Extracted entries =
=======

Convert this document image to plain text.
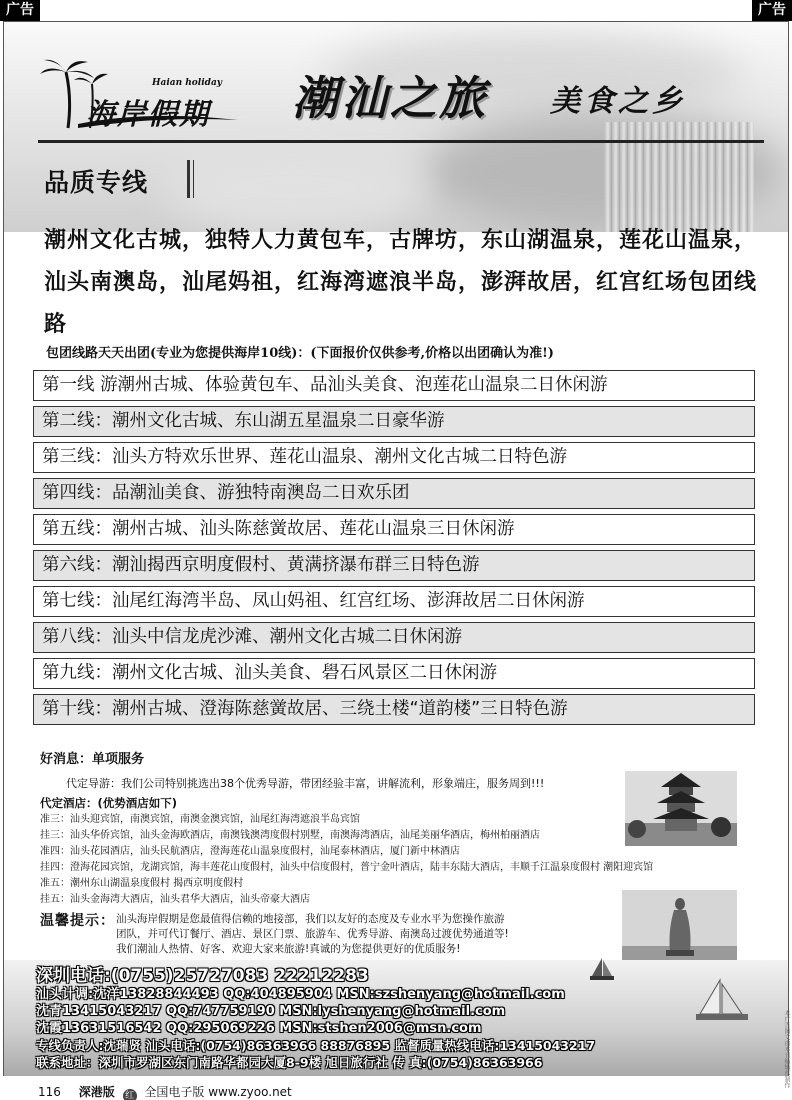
广告	广告
Haian holiday
海岸假期 潮汕之旅 美食之乡
品质专线
潮州文化古城，独特人力黄包车，古牌坊，东山湖温泉，莲花山温泉，汕头南澳岛，汕尾妈祖，红海湾遮浪半岛，澎湃故居，红宫红场包团线路
包团线路天天出团(专业为您提供海岸10线)：(下面报价仅供参考,价格以出团确认为准!)
第一线 游潮州古城、体验黄包车、品汕头美食、泡莲花山温泉二日休闲游
第二线：潮州文化古城、东山湖五星温泉二日豪华游
第三线：汕头方特欢乐世界、莲花山温泉、潮州文化古城二日特色游
第四线：品潮汕美食、游独特南澳岛二日欢乐团
第五线：潮州古城、汕头陈慈黉故居、莲花山温泉三日休闲游
第六线：潮汕揭西京明度假村、黄满挤瀑布群三日特色游
第七线：汕尾红海湾半岛、凤山妈祖、红宫红场、澎湃故居二日休闲游
第八线：汕头中信龙虎沙滩、潮州文化古城二日休闲游
第九线：潮州文化古城、汕头美食、礐石风景区二日休闲游
第十线：潮州古城、澄海陈慈黉故居、三绕土楼“道韵楼”三日特色游
好消息：单项服务
代定导游：我们公司特别挑选出38个优秀导游，带团经验丰富，讲解流利，形象端庄，服务周到!!!
代定酒店：(优势酒店如下)
准三：汕头迎宾馆，南澳宾馆，南澳金澳宾馆，汕尾红海湾遮浪半岛宾馆
挂三：汕头华侨宾馆，汕头金海欧酒店，南澳钱澳湾度假村别墅，南澳海湾酒店，汕尾美丽华酒店，梅州柏丽酒店
准四：汕头花园酒店，汕头民航酒店，澄海莲花山温泉度假村，汕尾泰林酒店，厦门新中林酒店
挂四：澄海花园宾馆，龙湖宾馆，海丰莲花山度假村，汕头中信度假村，普宁金叶酒店，陆丰东陆大酒店，丰顺千江温泉度假村 潮阳迎宾馆
准五：潮州东山湖温泉度假村 揭西京明度假村
挂五：汕头金海湾大酒店，汕头君华大酒店，汕头帝豪大酒店
温馨提示： 汕头海岸假期是您最值得信赖的地接部，我们以友好的态度及专业水平为您操作旅游
团队，并可代订餐厅、酒店、景区门票、旅游车、优秀导游、南澳岛过渡优势通道等!
我们潮汕人热情、好客、欢迎大家来旅游!真诚的为您提供更好的优质服务!
深圳电话:(0755)25727083 22212283
汕头计调:沈洋13828844493 QQ:404895904 MSN:szshenyang@hotmail.com
沈青13415043217 QQ:747759190 MSN:lyshenyang@hotmail.com
沈霞13631516542 QQ:295069226 MSN:stshen2006@msn.com
专线负责人:沈瑞贤 汕头电话:(0754)86363966 88876895 监督质量热线电话:13415043217
联系地址：深圳市罗湖区东门南路华都园大厦8-9楼 旭日旅行社 传 真:(0754)86363966	本广告图文由本刊编辑部制作
116 深港版 红 全国电子版 www.zyoo.net
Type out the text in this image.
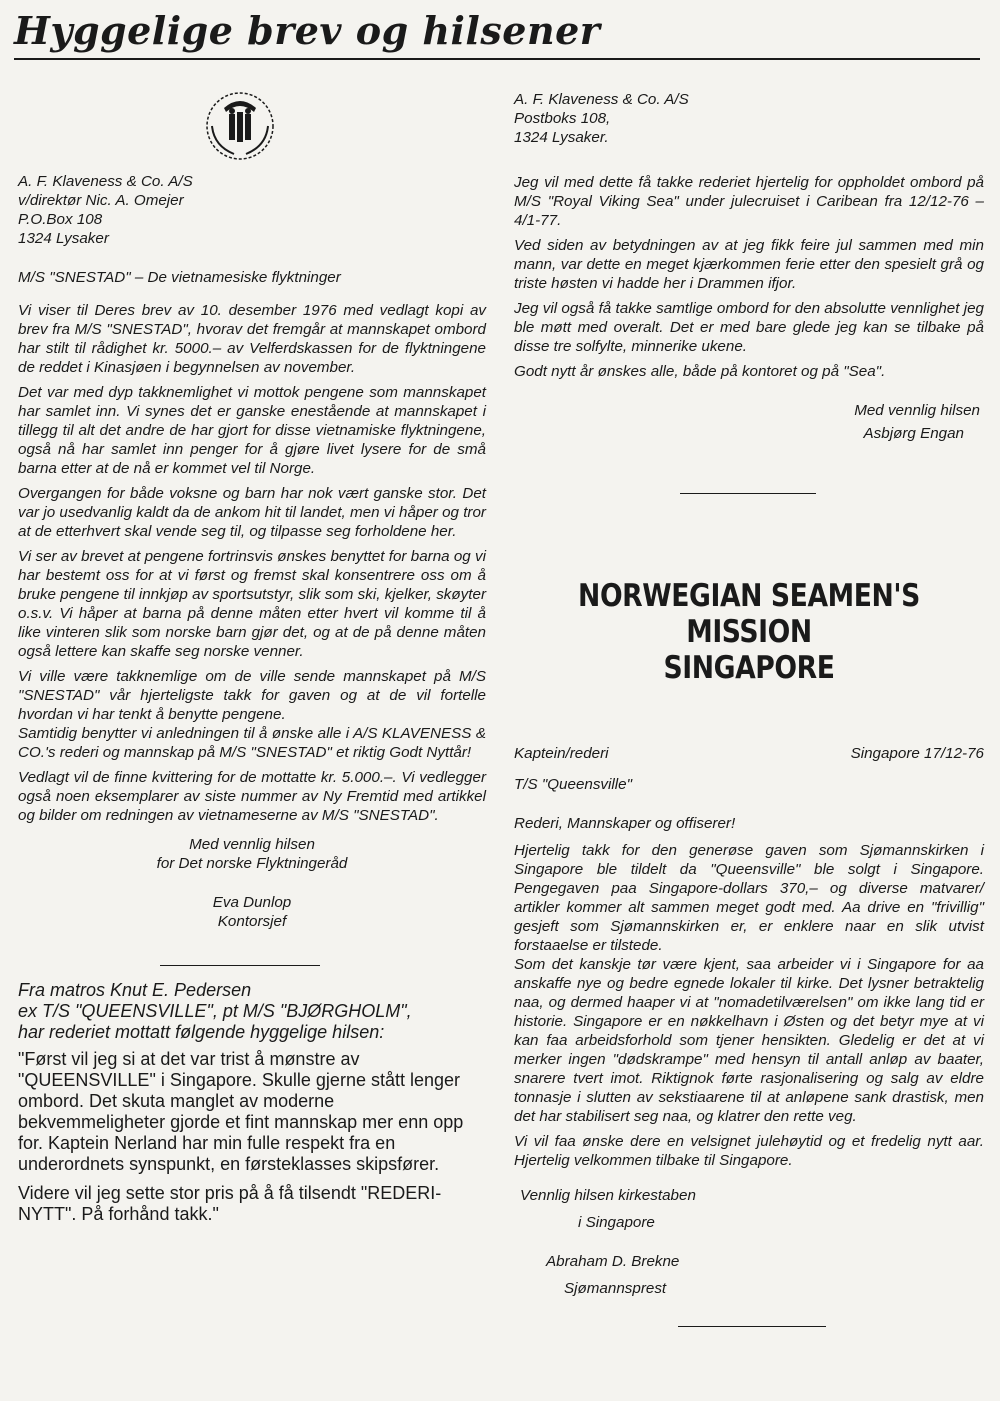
Hyggelige brev og hilsener
A. F. Klaveness & Co. A/S
v/direktør Nic. A. Omejer
P.O.Box 108
1324 Lysaker
M/S "SNESTAD" – De vietnamesiske flyktninger

Vi viser til Deres brev av 10. desember 1976 med vedlagt kopi av brev fra M/S "SNESTAD", hvorav det fremgår at mannskapet ombord har stilt til rådighet kr. 5000.– av Velferdskassen for de flyktningene de reddet i Kinasjøen i begynnelsen av november.

Det var med dyp takknemlighet vi mottok pengene som mannskapet har samlet inn. Vi synes det er ganske enestående at mannskapet i tillegg til alt det andre de har gjort for disse vietnamiske flyktningene, også nå har samlet inn penger for å gjøre livet lysere for de små barna etter at de nå er kommet vel til Norge.

Overgangen for både voksne og barn har nok vært ganske stor. Det var jo usedvanlig kaldt da de ankom hit til landet, men vi håper og tror at de etterhvert skal vende seg til, og tilpasse seg forholdene her.

Vi ser av brevet at pengene fortrinsvis ønskes benyttet for barna og vi har bestemt oss for at vi først og fremst skal konsentrere oss om å bruke pengene til innkjøp av sportsutstyr, slik som ski, kjelker, skøyter o.s.v. Vi håper at barna på denne måten etter hvert vil komme til å like vinteren slik som norske barn gjør det, og at de på denne måten også lettere kan skaffe seg norske venner.

Vi ville være takknemlige om de ville sende mannskapet på M/S "SNESTAD" vår hjerteligste takk for gaven og at de vil fortelle hvordan vi har tenkt å benytte pengene.

Samtidig benytter vi anledningen til å ønske alle i A/S KLAVENESS & CO.'s rederi og mannskap på M/S "SNESTAD" et riktig Godt Nyttår!

Vedlagt vil de finne kvittering for de mottatte kr. 5.000.–. Vi vedlegger også noen eksemplarer av siste nummer av Ny Fremtid med artikkel og bilder om redningen av vietnameserne av M/S "SNESTAD".

Med vennlig hilsen
for Det norske Flyktningeråd
Eva Dunlop
Kontorsjef
Fra matros Knut E. Pedersen
ex T/S "QUEENSVILLE", pt M/S "BJØRGHOLM",
har rederiet mottatt følgende hyggelige hilsen:

"Først vil jeg si at det var trist å mønstre av "QUEENSVILLE" i Singapore. Skulle gjerne stått lenger ombord. Det skuta manglet av moderne bekvemmeligheter gjorde et fint mannskap mer enn opp for. Kaptein Nerland har min fulle respekt fra en underordnets synspunkt, en førsteklasses skipsfører.

Videre vil jeg sette stor pris på å få tilsendt "REDERI-NYTT". På forhånd takk."

A. F. Klaveness & Co. A/S
Postboks 108,
1324 Lysaker.

Jeg vil med dette få takke rederiet hjertelig for oppholdet ombord på M/S "Royal Viking Sea" under julecruiset i Caribean fra 12/12-76 – 4/1-77.

Ved siden av betydningen av at jeg fikk feire jul sammen med min mann, var dette en meget kjærkommen ferie etter den spesielt grå og triste høsten vi hadde her i Drammen ifjor.

Jeg vil også få takke samtlige ombord for den absolutte vennlighet jeg ble møtt med overalt. Det er med bare glede jeg kan se tilbake på disse tre solfylte, minnerike ukene.

Godt nytt år ønskes alle, både på kontoret og på "Sea".

Med vennlig hilsen
Asbjørg Engan
NORWEGIAN SEAMEN'S MISSION
SINGAPORE
Kaptein/rederi	Singapore 17/12-76
T/S "Queensville"
Rederi, Mannskaper og offiserer!

Hjertelig takk for den generøse gaven som Sjømannskirken i Singapore ble tildelt da "Queensville" ble solgt i Singapore. Pengegaven paa Singapore-dollars 370,– og diverse matvarer/ artikler kommer alt sammen meget godt med. Aa drive en "frivillig" gesjeft som Sjømannskirken er, er enklere naar en slik utvist forstaaelse er tilstede.

Som det kanskje tør være kjent, saa arbeider vi i Singapore for aa anskaffe nye og bedre egnede lokaler til kirke. Det lysner betraktelig naa, og dermed haaper vi at "nomadetilværelsen" om ikke lang tid er historie. Singapore er en nøkkelhavn i Østen og det betyr mye at vi kan faa arbeidsforhold som tjener hensikten. Gledelig er det at vi merker ingen "dødskrampe" med hensyn til antall anløp av baater, snarere tvert imot. Riktignok førte rasjonalisering og salg av eldre tonnasje i slutten av sekstiaarene til at anløpene sank drastisk, men det har stabilisert seg naa, og klatrer den rette veg.

Vi vil faa ønske dere en velsignet julehøytid og et fredelig nytt aar. Hjertelig velkommen tilbake til Singapore.

Vennlig hilsen kirkestaben
i Singapore
Abraham D. Brekne
Sjømannsprest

=======

Go through the material above and print all of it exactly, except the pictures.

Solution for this problem =
Convert this document image to plain text.
广告	广告
Haian holiday
海岸假期 潮汕之旅 美食之乡
品质专线
潮州文化古城，独特人力黄包车，古牌坊，东山湖温泉，莲花山温泉，汕头南澳岛，汕尾妈祖，红海湾遮浪半岛，澎湃故居，红宫红场包团线路
包团线路天天出团(专业为您提供海岸10线)：(下面报价仅供参考,价格以出团确认为准!)
第一线 游潮州古城、体验黄包车、品汕头美食、泡莲花山温泉二日休闲游
第二线：潮州文化古城、东山湖五星温泉二日豪华游
第三线：汕头方特欢乐世界、莲花山温泉、潮州文化古城二日特色游
第四线：品潮汕美食、游独特南澳岛二日欢乐团
第五线：潮州古城、汕头陈慈黉故居、莲花山温泉三日休闲游
第六线：潮汕揭西京明度假村、黄满挤瀑布群三日特色游
第七线：汕尾红海湾半岛、凤山妈祖、红宫红场、澎湃故居二日休闲游
第八线：汕头中信龙虎沙滩、潮州文化古城二日休闲游
第九线：潮州文化古城、汕头美食、礐石风景区二日休闲游
第十线：潮州古城、澄海陈慈黉故居、三绕土楼“道韵楼”三日特色游
好消息：单项服务
代定导游：我们公司特别挑选出38个优秀导游，带团经验丰富，讲解流利，形象端庄，服务周到!!!
代定酒店：(优势酒店如下)
准三：汕头迎宾馆，南澳宾馆，南澳金澳宾馆，汕尾红海湾遮浪半岛宾馆
挂三：汕头华侨宾馆，汕头金海欧酒店，南澳钱澳湾度假村别墅，南澳海湾酒店，汕尾美丽华酒店，梅州柏丽酒店
准四：汕头花园酒店，汕头民航酒店，澄海莲花山温泉度假村，汕尾泰林酒店，厦门新中林酒店
挂四：澄海花园宾馆，龙湖宾馆，海丰莲花山度假村，汕头中信度假村，普宁金叶酒店，陆丰东陆大酒店，丰顺千江温泉度假村 潮阳迎宾馆
准五：潮州东山湖温泉度假村 揭西京明度假村
挂五：汕头金海湾大酒店，汕头君华大酒店，汕头帝豪大酒店
温馨提示： 汕头海岸假期是您最值得信赖的地接部，我们以友好的态度及专业水平为您操作旅游
团队，并可代订餐厅、酒店、景区门票、旅游车、优秀导游、南澳岛过渡优势通道等!
我们潮汕人热情、好客、欢迎大家来旅游!真诚的为您提供更好的优质服务!
深圳电话:(0755)25727083 22212283
汕头计调:沈洋13828844493 QQ:404895904 MSN:szshenyang@hotmail.com
沈青13415043217 QQ:747759190 MSN:lyshenyang@hotmail.com
沈霞13631516542 QQ:295069226 MSN:stshen2006@msn.com
专线负责人:沈瑞贤 汕头电话:(0754)86363966 88876895 监督质量热线电话:13415043217
联系地址：深圳市罗湖区东门南路华都园大厦8-9楼 旭日旅行社 传 真:(0754)86363966	本广告图文由本刊编辑部制作
116 深港版 红 全国电子版 www.zyoo.net
Type out the text in this image.
Hyggelige brev og hilsener
A. F. Klaveness & Co. A/S
v/direktør Nic. A. Omejer
P.O.Box 108
1324 Lysaker
M/S "SNESTAD" – De vietnamesiske flyktninger

Vi viser til Deres brev av 10. desember 1976 med vedlagt kopi av brev fra M/S "SNESTAD", hvorav det fremgår at mannskapet ombord har stilt til rådighet kr. 5000.– av Velferdskassen for de flyktningene de reddet i Kinasjøen i begynnelsen av november.

Det var med dyp takknemlighet vi mottok pengene som mannskapet har samlet inn. Vi synes det er ganske enestående at mannskapet i tillegg til alt det andre de har gjort for disse vietnamiske flyktningene, også nå har samlet inn penger for å gjøre livet lysere for de små barna etter at de nå er kommet vel til Norge.

Overgangen for både voksne og barn har nok vært ganske stor. Det var jo usedvanlig kaldt da de ankom hit til landet, men vi håper og tror at de etterhvert skal vende seg til, og tilpasse seg forholdene her.

Vi ser av brevet at pengene fortrinsvis ønskes benyttet for barna og vi har bestemt oss for at vi først og fremst skal konsentrere oss om å bruke pengene til innkjøp av sportsutstyr, slik som ski, kjelker, skøyter o.s.v. Vi håper at barna på denne måten etter hvert vil komme til å like vinteren slik som norske barn gjør det, og at de på denne måten også lettere kan skaffe seg norske venner.

Vi ville være takknemlige om de ville sende mannskapet på M/S "SNESTAD" vår hjerteligste takk for gaven og at de vil fortelle hvordan vi har tenkt å benytte pengene.

Samtidig benytter vi anledningen til å ønske alle i A/S KLAVENESS & CO.'s rederi og mannskap på M/S "SNESTAD" et riktig Godt Nyttår!

Vedlagt vil de finne kvittering for de mottatte kr. 5.000.–. Vi vedlegger også noen eksemplarer av siste nummer av Ny Fremtid med artikkel og bilder om redningen av vietnameserne av M/S "SNESTAD".

Med vennlig hilsen
for Det norske Flyktningeråd
Eva Dunlop
Kontorsjef
Fra matros Knut E. Pedersen
ex T/S "QUEENSVILLE", pt M/S "BJØRGHOLM",
har rederiet mottatt følgende hyggelige hilsen:

"Først vil jeg si at det var trist å mønstre av "QUEENSVILLE" i Singapore. Skulle gjerne stått lenger ombord. Det skuta manglet av moderne bekvemmeligheter gjorde et fint mannskap mer enn opp for. Kaptein Nerland har min fulle respekt fra en underordnets synspunkt, en førsteklasses skipsfører.

Videre vil jeg sette stor pris på å få tilsendt "REDERI-NYTT". På forhånd takk."

A. F. Klaveness & Co. A/S
Postboks 108,
1324 Lysaker.

Jeg vil med dette få takke rederiet hjertelig for oppholdet ombord på M/S "Royal Viking Sea" under julecruiset i Caribean fra 12/12-76 – 4/1-77.

Ved siden av betydningen av at jeg fikk feire jul sammen med min mann, var dette en meget kjærkommen ferie etter den spesielt grå og triste høsten vi hadde her i Drammen ifjor.

Jeg vil også få takke samtlige ombord for den absolutte vennlighet jeg ble møtt med overalt. Det er med bare glede jeg kan se tilbake på disse tre solfylte, minnerike ukene.

Godt nytt år ønskes alle, både på kontoret og på "Sea".

Med vennlig hilsen
Asbjørg Engan
NORWEGIAN SEAMEN'S MISSION
SINGAPORE
Kaptein/rederi	Singapore 17/12-76
T/S "Queensville"
Rederi, Mannskaper og offiserer!

Hjertelig takk for den generøse gaven som Sjømannskirken i Singapore ble tildelt da "Queensville" ble solgt i Singapore. Pengegaven paa Singapore-dollars 370,– og diverse matvarer/ artikler kommer alt sammen meget godt med. Aa drive en "frivillig" gesjeft som Sjømannskirken er, er enklere naar en slik utvist forstaaelse er tilstede.

Som det kanskje tør være kjent, saa arbeider vi i Singapore for aa anskaffe nye og bedre egnede lokaler til kirke. Det lysner betraktelig naa, og dermed haaper vi at "nomadetilværelsen" om ikke lang tid er historie. Singapore er en nøkkelhavn i Østen og det betyr mye at vi kan faa arbeidsforhold som tjener hensikten. Gledelig er det at vi merker ingen "dødskrampe" med hensyn til antall anløp av baater, snarere tvert imot. Riktignok førte rasjonalisering og salg av eldre tonnasje i slutten av sekstiaarene til at anløpene sank drastisk, men det har stabilisert seg naa, og klatrer den rette veg.

Vi vil faa ønske dere en velsignet julehøytid og et fredelig nytt aar. Hjertelig velkommen tilbake til Singapore.

Vennlig hilsen kirkestaben
i Singapore
Abraham D. Brekne
Sjømannsprest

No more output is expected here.